┏━━
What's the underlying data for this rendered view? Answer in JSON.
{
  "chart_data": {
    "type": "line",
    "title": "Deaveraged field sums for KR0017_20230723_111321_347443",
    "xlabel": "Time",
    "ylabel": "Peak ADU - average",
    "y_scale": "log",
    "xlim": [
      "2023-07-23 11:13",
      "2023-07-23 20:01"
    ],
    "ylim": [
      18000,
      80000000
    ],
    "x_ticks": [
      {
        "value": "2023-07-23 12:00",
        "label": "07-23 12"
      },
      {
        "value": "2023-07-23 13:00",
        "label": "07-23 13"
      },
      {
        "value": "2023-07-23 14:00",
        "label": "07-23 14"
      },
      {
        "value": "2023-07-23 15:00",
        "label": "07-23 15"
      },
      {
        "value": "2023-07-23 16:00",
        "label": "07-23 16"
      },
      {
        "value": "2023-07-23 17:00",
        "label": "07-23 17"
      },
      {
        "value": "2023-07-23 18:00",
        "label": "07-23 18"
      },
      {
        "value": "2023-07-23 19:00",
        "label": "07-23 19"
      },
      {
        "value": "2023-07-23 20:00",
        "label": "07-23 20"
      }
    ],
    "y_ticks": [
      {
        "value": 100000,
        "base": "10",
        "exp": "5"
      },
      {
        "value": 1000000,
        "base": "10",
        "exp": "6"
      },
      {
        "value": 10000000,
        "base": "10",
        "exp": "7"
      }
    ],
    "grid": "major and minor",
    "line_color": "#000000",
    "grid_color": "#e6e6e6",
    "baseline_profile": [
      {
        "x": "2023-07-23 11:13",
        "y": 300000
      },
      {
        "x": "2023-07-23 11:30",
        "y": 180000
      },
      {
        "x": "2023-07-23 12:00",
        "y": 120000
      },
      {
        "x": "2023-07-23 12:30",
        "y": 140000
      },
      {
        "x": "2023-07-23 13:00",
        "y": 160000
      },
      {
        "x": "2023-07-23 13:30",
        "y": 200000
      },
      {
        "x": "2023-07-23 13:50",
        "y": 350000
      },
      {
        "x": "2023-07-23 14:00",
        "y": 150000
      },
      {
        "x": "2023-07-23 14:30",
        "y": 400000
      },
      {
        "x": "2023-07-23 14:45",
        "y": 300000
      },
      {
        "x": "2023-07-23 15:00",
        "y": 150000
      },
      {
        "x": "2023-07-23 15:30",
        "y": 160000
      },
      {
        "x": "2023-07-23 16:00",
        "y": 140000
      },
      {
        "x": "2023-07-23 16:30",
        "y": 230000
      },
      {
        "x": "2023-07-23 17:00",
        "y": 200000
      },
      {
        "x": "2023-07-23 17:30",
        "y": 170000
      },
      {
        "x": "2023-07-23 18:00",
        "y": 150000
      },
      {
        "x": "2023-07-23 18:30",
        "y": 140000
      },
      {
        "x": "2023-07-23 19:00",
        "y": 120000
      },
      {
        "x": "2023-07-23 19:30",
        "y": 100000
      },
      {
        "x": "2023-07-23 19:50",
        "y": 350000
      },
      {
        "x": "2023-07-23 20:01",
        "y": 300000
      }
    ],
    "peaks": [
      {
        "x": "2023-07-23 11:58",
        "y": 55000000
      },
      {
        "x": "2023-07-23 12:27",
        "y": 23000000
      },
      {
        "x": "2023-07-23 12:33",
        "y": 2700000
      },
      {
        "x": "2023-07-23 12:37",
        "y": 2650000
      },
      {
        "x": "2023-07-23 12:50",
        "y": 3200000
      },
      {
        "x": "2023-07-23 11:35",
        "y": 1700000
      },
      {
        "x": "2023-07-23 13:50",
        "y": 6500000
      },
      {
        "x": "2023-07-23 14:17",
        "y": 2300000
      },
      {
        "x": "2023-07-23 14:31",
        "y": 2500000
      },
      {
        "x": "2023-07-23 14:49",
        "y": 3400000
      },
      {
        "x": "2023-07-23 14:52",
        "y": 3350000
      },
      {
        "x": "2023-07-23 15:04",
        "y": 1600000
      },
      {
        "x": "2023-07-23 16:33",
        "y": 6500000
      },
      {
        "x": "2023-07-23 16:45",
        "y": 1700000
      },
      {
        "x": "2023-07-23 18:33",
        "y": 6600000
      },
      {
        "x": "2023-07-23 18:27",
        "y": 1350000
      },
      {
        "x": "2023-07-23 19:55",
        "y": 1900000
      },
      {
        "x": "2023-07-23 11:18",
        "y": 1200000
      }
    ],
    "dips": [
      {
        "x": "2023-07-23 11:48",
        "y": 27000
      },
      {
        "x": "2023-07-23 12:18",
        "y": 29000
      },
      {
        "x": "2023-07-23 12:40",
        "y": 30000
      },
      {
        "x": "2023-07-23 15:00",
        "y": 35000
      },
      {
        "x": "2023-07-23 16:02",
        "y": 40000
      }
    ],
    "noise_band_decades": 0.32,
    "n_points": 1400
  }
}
┗━━
┏━━
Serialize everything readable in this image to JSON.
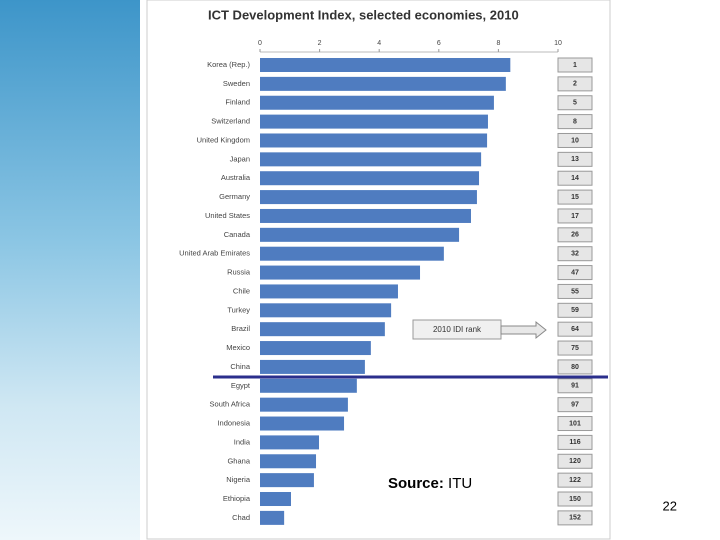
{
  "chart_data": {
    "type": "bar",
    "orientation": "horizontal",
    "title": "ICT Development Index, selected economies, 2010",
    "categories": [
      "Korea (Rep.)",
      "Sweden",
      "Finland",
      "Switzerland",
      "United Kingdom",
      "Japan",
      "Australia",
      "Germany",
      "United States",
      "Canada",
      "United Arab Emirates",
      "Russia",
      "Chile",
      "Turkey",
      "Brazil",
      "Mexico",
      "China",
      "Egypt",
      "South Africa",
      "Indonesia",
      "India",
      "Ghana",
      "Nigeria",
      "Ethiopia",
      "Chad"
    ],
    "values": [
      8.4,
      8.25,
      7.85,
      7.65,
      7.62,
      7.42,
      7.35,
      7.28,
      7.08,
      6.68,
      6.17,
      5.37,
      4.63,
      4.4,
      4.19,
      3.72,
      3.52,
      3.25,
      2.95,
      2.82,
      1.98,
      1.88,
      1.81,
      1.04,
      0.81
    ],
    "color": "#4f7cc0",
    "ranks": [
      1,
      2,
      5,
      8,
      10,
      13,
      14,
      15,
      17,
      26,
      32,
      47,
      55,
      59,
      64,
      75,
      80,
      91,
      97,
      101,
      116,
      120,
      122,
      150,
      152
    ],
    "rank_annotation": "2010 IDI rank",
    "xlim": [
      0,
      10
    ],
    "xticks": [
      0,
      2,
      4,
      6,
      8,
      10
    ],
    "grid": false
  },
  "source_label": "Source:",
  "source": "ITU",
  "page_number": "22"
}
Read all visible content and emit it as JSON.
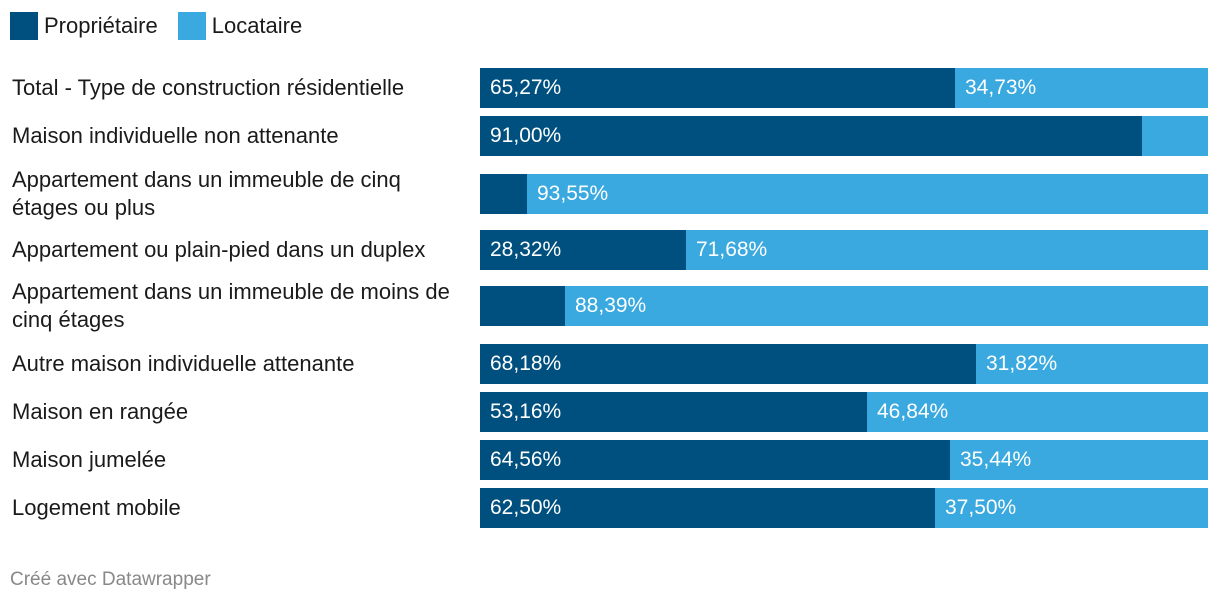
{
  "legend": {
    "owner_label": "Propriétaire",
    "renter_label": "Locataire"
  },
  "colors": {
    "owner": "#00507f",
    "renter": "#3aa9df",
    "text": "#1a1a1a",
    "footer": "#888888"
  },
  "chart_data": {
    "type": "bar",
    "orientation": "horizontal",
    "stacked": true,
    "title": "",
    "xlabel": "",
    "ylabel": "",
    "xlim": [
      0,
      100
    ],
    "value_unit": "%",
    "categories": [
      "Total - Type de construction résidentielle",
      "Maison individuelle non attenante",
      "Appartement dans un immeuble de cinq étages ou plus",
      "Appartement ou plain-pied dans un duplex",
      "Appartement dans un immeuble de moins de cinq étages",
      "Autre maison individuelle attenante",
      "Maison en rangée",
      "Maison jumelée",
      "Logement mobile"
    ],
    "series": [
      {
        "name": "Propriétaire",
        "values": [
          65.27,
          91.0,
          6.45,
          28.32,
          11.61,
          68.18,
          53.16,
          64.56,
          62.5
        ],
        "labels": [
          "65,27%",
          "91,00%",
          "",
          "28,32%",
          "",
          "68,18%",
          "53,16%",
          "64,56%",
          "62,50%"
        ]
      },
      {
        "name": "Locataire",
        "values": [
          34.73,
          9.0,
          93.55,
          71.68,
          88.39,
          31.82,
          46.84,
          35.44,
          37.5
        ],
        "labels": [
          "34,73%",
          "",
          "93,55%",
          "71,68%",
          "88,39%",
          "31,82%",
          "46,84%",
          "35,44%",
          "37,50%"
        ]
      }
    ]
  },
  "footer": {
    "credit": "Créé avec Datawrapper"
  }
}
┗━━
Collect the lines of the data that carry the word "United".

      "United Kingdom",
      "United States",
      "United Arab Emirates",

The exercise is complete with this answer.